• _Description of the task_: Quote all of the entries word for word.

begin Dataset excerpts

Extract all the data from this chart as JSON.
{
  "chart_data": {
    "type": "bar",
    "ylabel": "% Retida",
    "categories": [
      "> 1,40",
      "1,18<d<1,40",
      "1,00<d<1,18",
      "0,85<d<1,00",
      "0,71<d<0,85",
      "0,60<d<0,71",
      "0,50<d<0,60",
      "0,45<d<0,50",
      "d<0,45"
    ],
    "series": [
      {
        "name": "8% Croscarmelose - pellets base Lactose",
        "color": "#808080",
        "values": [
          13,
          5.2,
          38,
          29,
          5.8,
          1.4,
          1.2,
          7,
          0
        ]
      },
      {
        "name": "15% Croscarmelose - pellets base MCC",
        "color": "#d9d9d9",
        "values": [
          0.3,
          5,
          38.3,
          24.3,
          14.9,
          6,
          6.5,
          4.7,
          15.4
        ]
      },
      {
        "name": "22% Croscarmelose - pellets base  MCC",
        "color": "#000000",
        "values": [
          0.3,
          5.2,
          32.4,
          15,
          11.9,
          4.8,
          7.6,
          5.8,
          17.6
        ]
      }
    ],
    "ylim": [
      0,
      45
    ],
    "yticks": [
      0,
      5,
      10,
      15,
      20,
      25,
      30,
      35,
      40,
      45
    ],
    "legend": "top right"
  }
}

end Dataset excerpts

• _Solution to the problem_:
Extract all the data from this chart as JSON.
{
  "chart_data": {
    "type": "bar",
    "ylabel": "% Retida",
    "categories": [
      "> 1,40",
      "1,18<d<1,40",
      "1,00<d<1,18",
      "0,85<d<1,00",
      "0,71<d<0,85",
      "0,60<d<0,71",
      "0,50<d<0,60",
      "0,45<d<0,50",
      "d<0,45"
    ],
    "series": [
      {
        "name": "8% Croscarmelose - pellets base Lactose",
        "color": "#808080",
        "values": [
          13,
          5.2,
          38,
          29,
          5.8,
          1.4,
          1.2,
          7,
          0
        ]
      },
      {
        "name": "15% Croscarmelose - pellets base MCC",
        "color": "#d9d9d9",
        "values": [
          0.3,
          5,
          38.3,
          24.3,
          14.9,
          6,
          6.5,
          4.7,
          15.4
        ]
      },
      {
        "name": "22% Croscarmelose - pellets base  MCC",
        "color": "#000000",
        "values": [
          0.3,
          5.2,
          32.4,
          15,
          11.9,
          4.8,
          7.6,
          5.8,
          17.6
        ]
      }
    ],
    "ylim": [
      0,
      45
    ],
    "yticks": [
      0,
      5,
      10,
      15,
      20,
      25,
      30,
      35,
      40,
      45
    ],
    "legend": "top right"
  }
}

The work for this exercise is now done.